Stored data
-------------------------

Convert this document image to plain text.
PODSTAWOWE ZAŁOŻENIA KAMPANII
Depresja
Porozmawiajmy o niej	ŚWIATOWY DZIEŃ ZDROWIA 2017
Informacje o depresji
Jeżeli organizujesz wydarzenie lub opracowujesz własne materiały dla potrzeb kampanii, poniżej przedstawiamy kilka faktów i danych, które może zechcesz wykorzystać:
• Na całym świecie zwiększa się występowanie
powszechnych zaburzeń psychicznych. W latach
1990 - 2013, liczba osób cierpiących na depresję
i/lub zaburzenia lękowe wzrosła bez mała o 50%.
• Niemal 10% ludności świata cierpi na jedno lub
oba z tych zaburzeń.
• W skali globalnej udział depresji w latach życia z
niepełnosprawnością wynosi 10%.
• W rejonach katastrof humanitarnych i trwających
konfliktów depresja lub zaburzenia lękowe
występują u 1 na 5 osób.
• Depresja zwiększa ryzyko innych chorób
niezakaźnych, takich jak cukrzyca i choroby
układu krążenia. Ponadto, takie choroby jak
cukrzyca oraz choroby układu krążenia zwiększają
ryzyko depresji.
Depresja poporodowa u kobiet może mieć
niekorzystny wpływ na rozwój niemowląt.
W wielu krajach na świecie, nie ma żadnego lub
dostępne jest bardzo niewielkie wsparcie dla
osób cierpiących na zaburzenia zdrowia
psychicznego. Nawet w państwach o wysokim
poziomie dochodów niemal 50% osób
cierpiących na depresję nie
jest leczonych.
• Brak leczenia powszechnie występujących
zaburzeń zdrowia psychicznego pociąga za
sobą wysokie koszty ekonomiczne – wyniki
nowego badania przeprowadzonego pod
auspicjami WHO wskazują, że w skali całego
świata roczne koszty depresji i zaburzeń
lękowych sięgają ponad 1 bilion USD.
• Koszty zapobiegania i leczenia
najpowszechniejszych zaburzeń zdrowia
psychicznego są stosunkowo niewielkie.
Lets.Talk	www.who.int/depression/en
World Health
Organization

-------------------------

◆ **Exercise directions**: Show all lines in the entries above where the word "latach" appears.

◆ **The output**:
powszechnych zaburzeń psychicznych. W latach
• W skali globalnej udział depresji w latach życia z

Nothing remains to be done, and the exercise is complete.